• [Prompt]: Transcribe the entries below exactly; leave every image out.

• [Extracted records]:
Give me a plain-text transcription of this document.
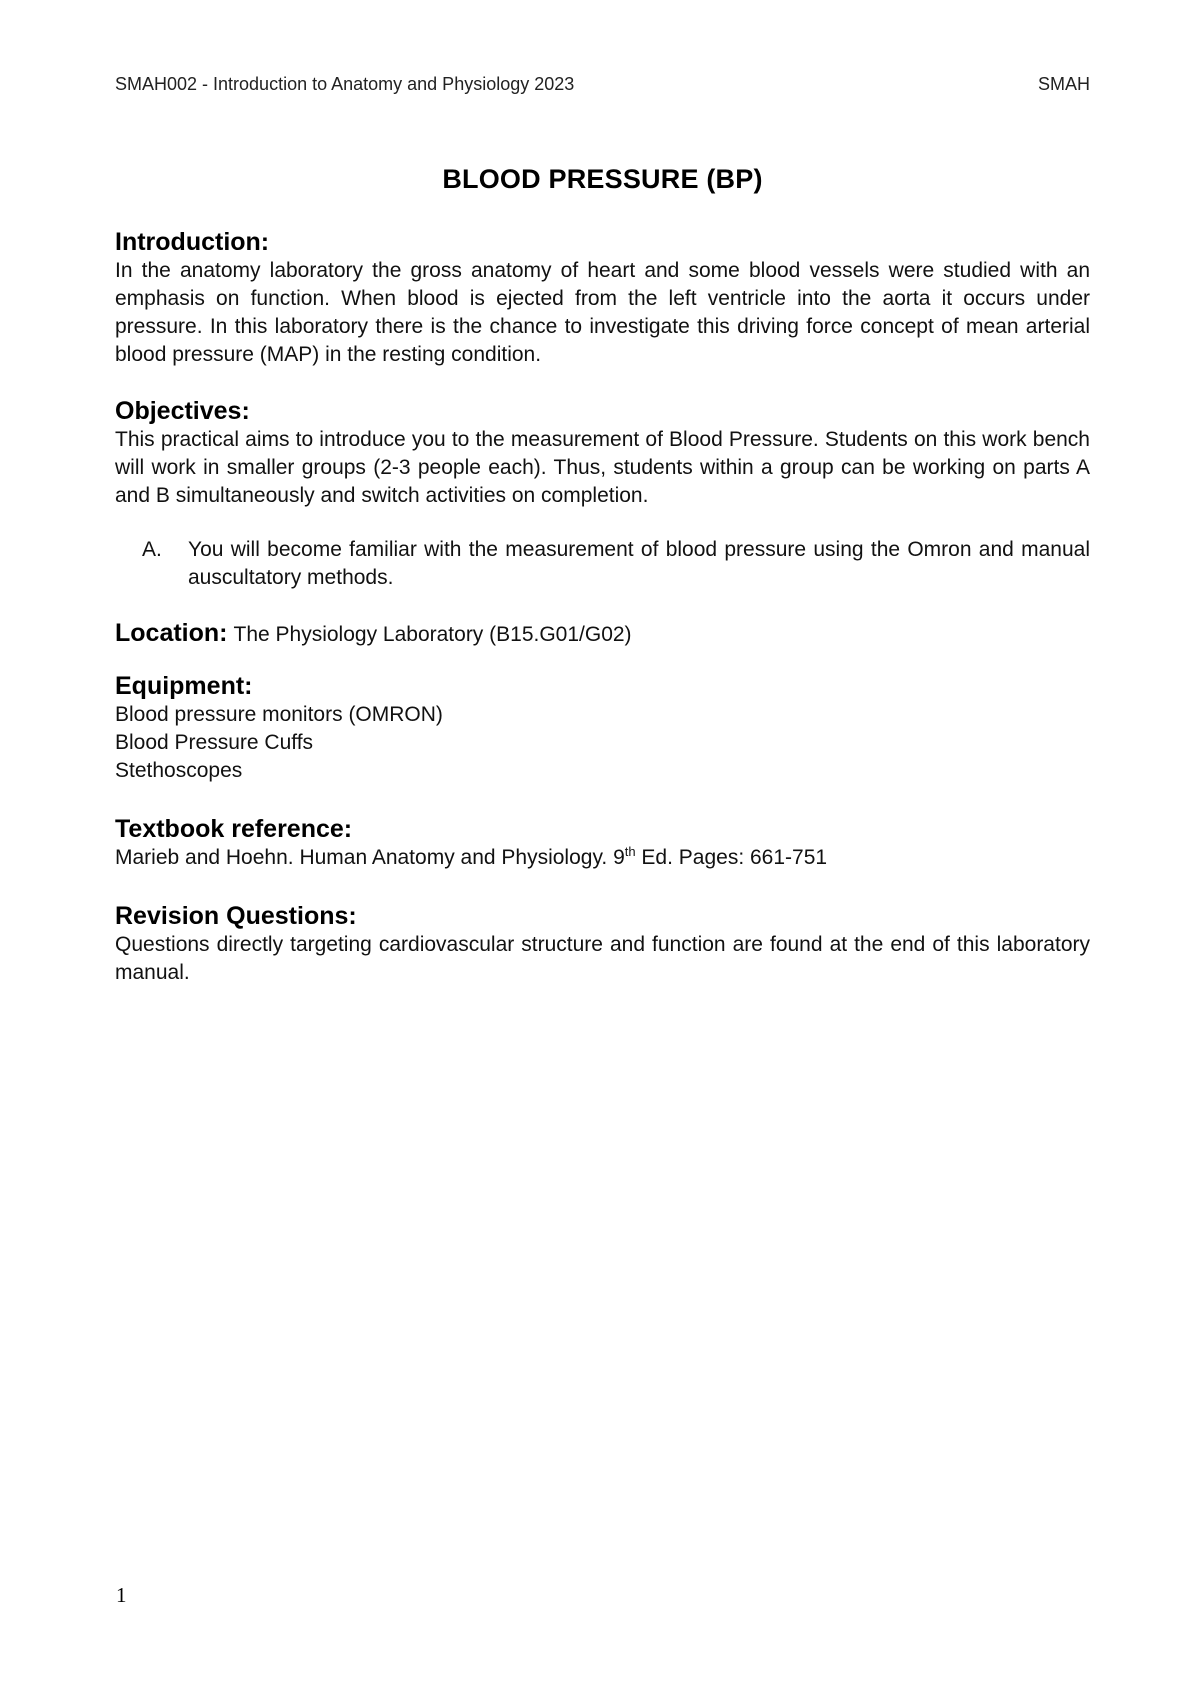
SMAH002 - Introduction to Anatomy and Physiology 2023	SMAH
BLOOD PRESSURE (BP)
Introduction:

In the anatomy laboratory the gross anatomy of heart and some blood vessels were studied with an emphasis on function. When blood is ejected from the left ventricle into the aorta it occurs under pressure. In this laboratory there is the chance to investigate this driving force concept of mean arterial blood pressure (MAP) in the resting condition.

Objectives:

This practical aims to introduce you to the measurement of Blood Pressure. Students on this work bench will work in smaller groups (2-3 people each). Thus, students within a group can be working on parts A and B simultaneously and switch activities on completion.

A.	You will become familiar with the measurement of blood pressure using the Omron and manual auscultatory methods.
Location: The Physiology Laboratory (B15.G01/G02)

Equipment:
Blood pressure monitors (OMRON)
Blood Pressure Cuffs
Stethoscopes
Textbook reference:

Marieb and Hoehn. Human Anatomy and Physiology. 9th Ed. Pages: 661-751

Revision Questions:

Questions directly targeting cardiovascular structure and function are found at the end of this laboratory manual.

1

• [Worked answer]:
Give me a plain-text transcription of this document.
SMAH002 - Introduction to Anatomy and Physiology 2023	SMAH
BLOOD PRESSURE (BP)
Introduction:

In the anatomy laboratory the gross anatomy of heart and some blood vessels were studied with an emphasis on function. When blood is ejected from the left ventricle into the aorta it occurs under pressure. In this laboratory there is the chance to investigate this driving force concept of mean arterial blood pressure (MAP) in the resting condition.

Objectives:

This practical aims to introduce you to the measurement of Blood Pressure. Students on this work bench will work in smaller groups (2-3 people each). Thus, students within a group can be working on parts A and B simultaneously and switch activities on completion.

A.	You will become familiar with the measurement of blood pressure using the Omron and manual auscultatory methods.
Location: The Physiology Laboratory (B15.G01/G02)

Equipment:
Blood pressure monitors (OMRON)
Blood Pressure Cuffs
Stethoscopes
Textbook reference:

Marieb and Hoehn. Human Anatomy and Physiology. 9th Ed. Pages: 661-751

Revision Questions:

Questions directly targeting cardiovascular structure and function are found at the end of this laboratory manual.

1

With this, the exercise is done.